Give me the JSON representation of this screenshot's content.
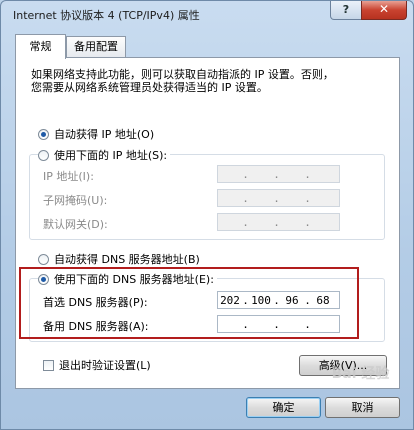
{
  "window": {
    "title": "Internet 协议版本 4 (TCP/IPv4) 属性",
    "help_label": "?",
    "close_label": "✕"
  },
  "tabs": [
    {
      "label": "常规",
      "active": true
    },
    {
      "label": "备用配置",
      "active": false
    }
  ],
  "description": "如果网络支持此功能，则可以获取自动指派的 IP 设置。否则，\n您需要从网络系统管理员处获得适当的 IP 设置。",
  "ip_section": {
    "auto_label": "自动获得 IP 地址(O)",
    "manual_label": "使用下面的 IP 地址(S):",
    "selected": "auto",
    "fields": [
      {
        "label": "IP 地址(I):",
        "octets": [
          "",
          "",
          "",
          ""
        ]
      },
      {
        "label": "子网掩码(U):",
        "octets": [
          "",
          "",
          "",
          ""
        ]
      },
      {
        "label": "默认网关(D):",
        "octets": [
          "",
          "",
          "",
          ""
        ]
      }
    ]
  },
  "dns_section": {
    "auto_label": "自动获得 DNS 服务器地址(B)",
    "manual_label": "使用下面的 DNS 服务器地址(E):",
    "selected": "manual",
    "fields": [
      {
        "label": "首选 DNS 服务器(P):",
        "octets": [
          "202",
          "100",
          "96",
          "68"
        ]
      },
      {
        "label": "备用 DNS 服务器(A):",
        "octets": [
          "",
          "",
          "",
          ""
        ]
      }
    ]
  },
  "validate_label": "退出时验证设置(L)",
  "advanced_label": "高级(V)...",
  "ok_label": "确定",
  "cancel_label": "取消",
  "watermark_text": "Bai 经验"
}
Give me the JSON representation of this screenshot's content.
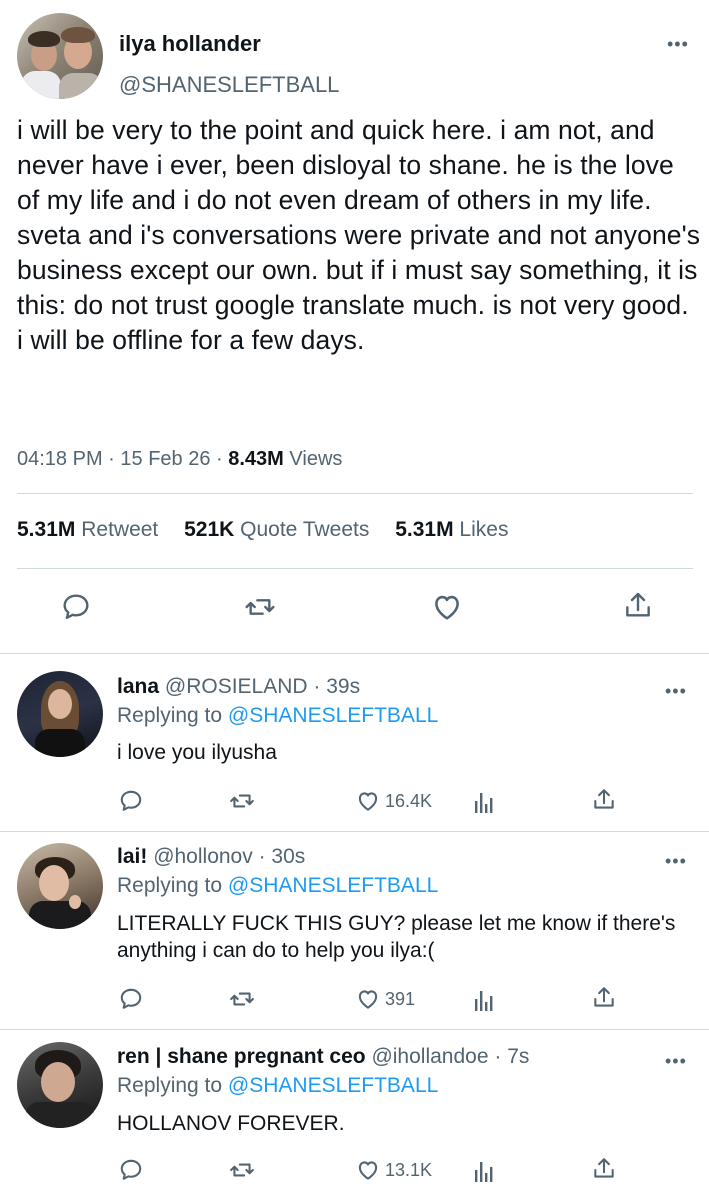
{
  "tweet": {
    "author_name": "ilya hollander",
    "author_handle": "@SHANESLEFTBALL",
    "more_icon": "•••",
    "text": "i will be very to the point and quick here. i am not, and never have i ever, been disloyal to shane. he is the love of my life and i do not even dream of others in my life.\nsveta and i's conversations were private and not anyone's business except our own. but if i must say something, it is this: do not trust google translate much. is not very good.\ni will be offline for a few days.",
    "time": "04:18 PM",
    "date": "15 Feb 26",
    "views_count": "8.43M",
    "views_label": "Views",
    "retweets_count": "5.31M",
    "retweets_label": "Retweet",
    "quotes_count": "521K",
    "quotes_label": "Quote Tweets",
    "likes_count": "5.31M",
    "likes_label": "Likes",
    "actions": [
      "reply-icon",
      "retweet-icon",
      "like-icon",
      "share-icon"
    ]
  },
  "replies": [
    {
      "name": "lana",
      "handle": "@ROSIELAND",
      "time": "39s",
      "replying_label": "Replying to",
      "replying_handle": "@SHANESLEFTBALL",
      "text": "i love you ilyusha",
      "likes": "16.4K",
      "more_icon": "•••"
    },
    {
      "name": "lai!",
      "handle": "@hollonov",
      "time": "30s",
      "replying_label": "Replying to",
      "replying_handle": "@SHANESLEFTBALL",
      "text": "LITERALLY FUCK THIS GUY? please let me know if there's anything i can do to help you ilya:(",
      "likes": "391",
      "more_icon": "•••"
    },
    {
      "name": "ren | shane pregnant ceo",
      "handle": "@ihollandoe",
      "time": "7s",
      "replying_label": "Replying to",
      "replying_handle": "@SHANESLEFTBALL",
      "text": "HOLLANOV FOREVER.",
      "likes": "13.1K",
      "more_icon": "•••"
    }
  ],
  "colors": {
    "link": "#1d9bf0",
    "secondary_text": "#536471",
    "primary_text": "#0f1419",
    "divider": "#cfd9de"
  }
}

++++++++++++++++++++

> Task objective
Copy out every line of the data that includes "time".

> Solution for this problem
    "time": "04:18 PM",
      "time": "39s",
      "time": "30s",
      "time": "7s",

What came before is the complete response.